ЗАДАНИЯ —
**A)** Что ответил преподаватель на семинаре на вопрос о том, что из написанного в трех книгах верно, согласно фрагменту документа?
**B)** Переименуйте «конспект» в «план» и приведите фрагмент документа, начиная со слов «У меня ничего» и заканчивая словами «писать новый конспект.».

ФРАГМЕНТ ДОКУМЕНТА —
%%

Лет сорок назад, когда я училась на первом курсе университета, на одном из самых первых занятий по общей психологии нам, студентам, было задано прочитать несколько текстов о предмете «психология».
Я прочитала и очень тщательно законспектировала первый текст; кажется, это был фрагмент из книги А. Н. Леонтьева. Я оставила достаточно пустого пространства рядом с записями, чтобы, читая следующий текст, дополнять конспект.
У меня ничего не получилось! Во втором тексте не было ничего похожего на то, о чем я только что читала в первом! Да, это был текст о предмете «психология», но… совершенно иной. Дополнять было нечего, нужно было писать новый конспект.
Третий текст внес окончательную сумятицу в мою голову. На семинаре я спросила преподавателя: «В трех книгах написано совершенно разное. Но что из этого верно?» И некоторое время пребывала в растерянности, услышав ответ: «Верного нет. Это разные точки зрения». Как можно было существовать в невыносимой ситуации отсутствия верного ответа?

%%

ДАННЫЕ НАБОРА —
%%

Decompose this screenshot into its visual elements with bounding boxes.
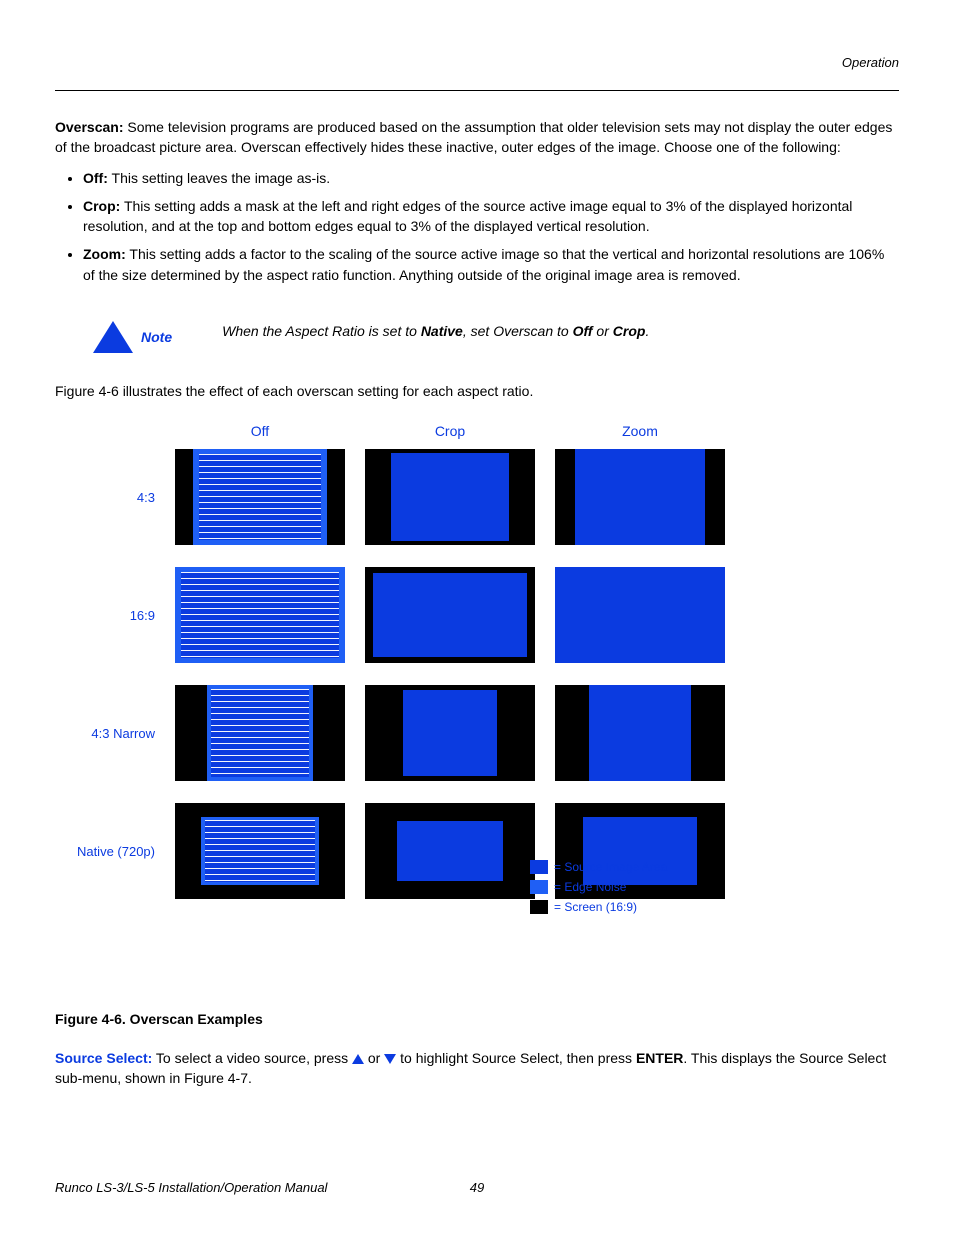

%%

ОТВЕТЫ К ЗАДАНИЯМ —
**A)** «Верного нет. Это разные точки зрения».

**B)**
У меня ничего не получилось! Во втором тексте не было ничего похожего на то, о чем я только что читала в первом! Да, это был текст о предмете «психология», но… совершенно иной. Дополнять было нечего, нужно было писать новый план.